Records from a collection
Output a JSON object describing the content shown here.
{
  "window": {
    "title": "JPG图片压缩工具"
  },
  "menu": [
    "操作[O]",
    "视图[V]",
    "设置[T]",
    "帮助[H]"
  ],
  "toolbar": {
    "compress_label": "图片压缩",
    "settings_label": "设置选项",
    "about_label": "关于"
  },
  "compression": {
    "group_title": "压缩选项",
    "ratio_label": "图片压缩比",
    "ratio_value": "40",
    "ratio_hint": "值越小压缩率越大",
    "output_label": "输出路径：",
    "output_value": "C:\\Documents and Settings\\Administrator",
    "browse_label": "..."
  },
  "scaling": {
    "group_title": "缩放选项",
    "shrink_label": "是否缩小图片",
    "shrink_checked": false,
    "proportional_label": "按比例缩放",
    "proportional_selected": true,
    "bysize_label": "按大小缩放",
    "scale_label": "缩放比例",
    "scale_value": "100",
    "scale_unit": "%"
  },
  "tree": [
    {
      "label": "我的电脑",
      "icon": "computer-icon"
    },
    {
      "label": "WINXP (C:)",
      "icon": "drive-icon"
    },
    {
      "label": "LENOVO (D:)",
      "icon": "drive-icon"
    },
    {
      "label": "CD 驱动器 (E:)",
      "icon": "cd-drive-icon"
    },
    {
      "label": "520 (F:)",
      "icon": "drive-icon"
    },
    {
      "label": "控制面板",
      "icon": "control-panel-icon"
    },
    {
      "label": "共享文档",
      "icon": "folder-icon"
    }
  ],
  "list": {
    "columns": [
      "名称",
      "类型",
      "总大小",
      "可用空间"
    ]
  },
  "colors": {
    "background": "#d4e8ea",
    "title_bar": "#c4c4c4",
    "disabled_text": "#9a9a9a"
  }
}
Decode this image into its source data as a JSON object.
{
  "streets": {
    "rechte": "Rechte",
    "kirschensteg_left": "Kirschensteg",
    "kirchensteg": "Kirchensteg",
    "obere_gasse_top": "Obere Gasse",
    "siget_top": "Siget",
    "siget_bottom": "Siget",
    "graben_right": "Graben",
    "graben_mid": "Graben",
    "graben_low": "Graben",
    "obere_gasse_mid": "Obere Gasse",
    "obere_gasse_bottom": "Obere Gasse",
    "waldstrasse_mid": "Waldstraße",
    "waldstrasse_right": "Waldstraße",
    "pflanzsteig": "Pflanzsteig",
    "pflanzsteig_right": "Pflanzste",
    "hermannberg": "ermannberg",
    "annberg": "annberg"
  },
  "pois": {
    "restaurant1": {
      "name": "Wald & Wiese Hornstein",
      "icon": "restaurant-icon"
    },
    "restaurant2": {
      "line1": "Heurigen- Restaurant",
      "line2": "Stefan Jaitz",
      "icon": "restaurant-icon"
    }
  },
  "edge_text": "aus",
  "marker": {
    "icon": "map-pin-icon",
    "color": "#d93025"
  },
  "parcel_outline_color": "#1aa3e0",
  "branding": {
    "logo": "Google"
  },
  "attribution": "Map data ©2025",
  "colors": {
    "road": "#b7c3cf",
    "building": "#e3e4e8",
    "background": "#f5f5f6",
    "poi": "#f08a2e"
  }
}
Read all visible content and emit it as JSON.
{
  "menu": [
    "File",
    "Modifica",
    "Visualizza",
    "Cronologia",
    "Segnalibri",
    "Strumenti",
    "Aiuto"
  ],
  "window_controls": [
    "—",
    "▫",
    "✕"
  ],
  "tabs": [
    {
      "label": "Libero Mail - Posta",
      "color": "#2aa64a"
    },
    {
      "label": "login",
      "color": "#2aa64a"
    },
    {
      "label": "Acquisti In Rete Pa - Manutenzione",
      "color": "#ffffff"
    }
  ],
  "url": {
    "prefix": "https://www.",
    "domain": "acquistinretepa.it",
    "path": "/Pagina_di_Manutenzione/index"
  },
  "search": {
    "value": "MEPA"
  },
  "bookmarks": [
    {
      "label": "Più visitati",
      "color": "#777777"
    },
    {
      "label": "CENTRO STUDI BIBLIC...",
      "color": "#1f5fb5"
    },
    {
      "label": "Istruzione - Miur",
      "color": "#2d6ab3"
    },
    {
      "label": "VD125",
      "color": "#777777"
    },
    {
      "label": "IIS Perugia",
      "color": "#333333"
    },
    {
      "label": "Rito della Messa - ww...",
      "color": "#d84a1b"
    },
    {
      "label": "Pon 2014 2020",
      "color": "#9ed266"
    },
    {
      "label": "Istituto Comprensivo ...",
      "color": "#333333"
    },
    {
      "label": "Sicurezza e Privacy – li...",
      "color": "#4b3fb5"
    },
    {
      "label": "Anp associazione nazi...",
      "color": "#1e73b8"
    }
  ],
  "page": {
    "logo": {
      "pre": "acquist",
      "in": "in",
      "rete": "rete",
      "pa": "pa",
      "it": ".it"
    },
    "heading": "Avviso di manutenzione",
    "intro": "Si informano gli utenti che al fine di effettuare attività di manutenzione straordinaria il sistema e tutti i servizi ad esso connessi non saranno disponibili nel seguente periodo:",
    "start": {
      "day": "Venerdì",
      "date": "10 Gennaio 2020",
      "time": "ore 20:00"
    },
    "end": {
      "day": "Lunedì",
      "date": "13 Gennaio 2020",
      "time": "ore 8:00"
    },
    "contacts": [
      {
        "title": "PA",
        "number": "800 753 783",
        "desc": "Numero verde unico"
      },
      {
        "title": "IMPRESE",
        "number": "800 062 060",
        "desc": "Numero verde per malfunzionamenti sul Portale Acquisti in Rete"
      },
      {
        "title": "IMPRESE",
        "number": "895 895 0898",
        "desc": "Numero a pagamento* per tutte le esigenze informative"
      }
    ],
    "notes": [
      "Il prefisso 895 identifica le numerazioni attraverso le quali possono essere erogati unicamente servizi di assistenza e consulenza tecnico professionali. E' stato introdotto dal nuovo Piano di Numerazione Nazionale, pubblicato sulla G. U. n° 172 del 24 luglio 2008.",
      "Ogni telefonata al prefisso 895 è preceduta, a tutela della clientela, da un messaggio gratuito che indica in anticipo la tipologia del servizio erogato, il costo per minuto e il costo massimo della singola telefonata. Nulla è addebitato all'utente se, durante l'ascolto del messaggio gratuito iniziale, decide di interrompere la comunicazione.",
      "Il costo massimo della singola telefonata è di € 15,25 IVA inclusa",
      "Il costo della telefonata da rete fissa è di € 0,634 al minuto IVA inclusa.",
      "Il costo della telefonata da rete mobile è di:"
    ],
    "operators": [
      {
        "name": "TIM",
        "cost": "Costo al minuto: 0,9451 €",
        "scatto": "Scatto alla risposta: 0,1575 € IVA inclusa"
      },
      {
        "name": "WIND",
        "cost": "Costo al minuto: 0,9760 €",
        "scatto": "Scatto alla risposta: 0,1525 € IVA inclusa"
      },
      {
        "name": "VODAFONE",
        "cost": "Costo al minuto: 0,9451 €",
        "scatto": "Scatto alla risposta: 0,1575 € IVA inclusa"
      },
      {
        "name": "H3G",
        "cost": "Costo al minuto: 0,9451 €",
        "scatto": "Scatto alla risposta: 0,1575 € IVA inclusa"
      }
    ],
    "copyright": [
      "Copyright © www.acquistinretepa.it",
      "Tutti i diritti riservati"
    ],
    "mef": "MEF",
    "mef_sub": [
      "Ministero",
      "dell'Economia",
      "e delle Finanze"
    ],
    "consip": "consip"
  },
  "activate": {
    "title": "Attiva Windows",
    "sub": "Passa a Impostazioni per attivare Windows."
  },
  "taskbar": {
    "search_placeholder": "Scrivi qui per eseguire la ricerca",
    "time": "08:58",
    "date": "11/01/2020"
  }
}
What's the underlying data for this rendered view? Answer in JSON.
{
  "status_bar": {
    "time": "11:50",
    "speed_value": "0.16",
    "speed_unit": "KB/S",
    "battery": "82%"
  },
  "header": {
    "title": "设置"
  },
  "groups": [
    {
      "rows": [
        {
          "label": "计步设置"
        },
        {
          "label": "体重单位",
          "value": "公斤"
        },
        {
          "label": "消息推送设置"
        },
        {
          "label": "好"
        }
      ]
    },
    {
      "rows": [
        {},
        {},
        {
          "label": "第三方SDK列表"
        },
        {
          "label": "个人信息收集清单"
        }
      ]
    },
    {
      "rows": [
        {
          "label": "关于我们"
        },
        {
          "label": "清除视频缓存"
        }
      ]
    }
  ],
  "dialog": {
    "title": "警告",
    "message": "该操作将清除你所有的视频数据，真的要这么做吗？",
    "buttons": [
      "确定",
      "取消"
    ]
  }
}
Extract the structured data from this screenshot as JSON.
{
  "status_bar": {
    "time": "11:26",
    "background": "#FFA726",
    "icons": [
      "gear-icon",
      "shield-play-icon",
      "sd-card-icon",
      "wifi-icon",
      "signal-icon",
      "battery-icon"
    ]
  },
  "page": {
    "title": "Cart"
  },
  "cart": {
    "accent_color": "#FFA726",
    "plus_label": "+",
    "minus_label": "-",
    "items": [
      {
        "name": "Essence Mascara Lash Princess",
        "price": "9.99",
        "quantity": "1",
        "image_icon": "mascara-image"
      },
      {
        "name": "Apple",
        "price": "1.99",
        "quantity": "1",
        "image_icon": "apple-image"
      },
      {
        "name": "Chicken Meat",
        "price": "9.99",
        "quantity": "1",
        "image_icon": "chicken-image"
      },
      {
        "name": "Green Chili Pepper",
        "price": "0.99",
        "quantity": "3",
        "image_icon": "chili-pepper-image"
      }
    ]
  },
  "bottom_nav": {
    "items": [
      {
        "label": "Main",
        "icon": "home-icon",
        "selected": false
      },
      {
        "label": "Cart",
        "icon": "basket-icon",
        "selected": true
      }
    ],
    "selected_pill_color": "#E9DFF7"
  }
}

Your instructions. Report every line in the data above in which the word "Obere" appears.

Task solution.
    "obere_gasse_top": "Obere Gasse",
    "obere_gasse_mid": "Obere Gasse",
    "obere_gasse_bottom": "Obere Gasse",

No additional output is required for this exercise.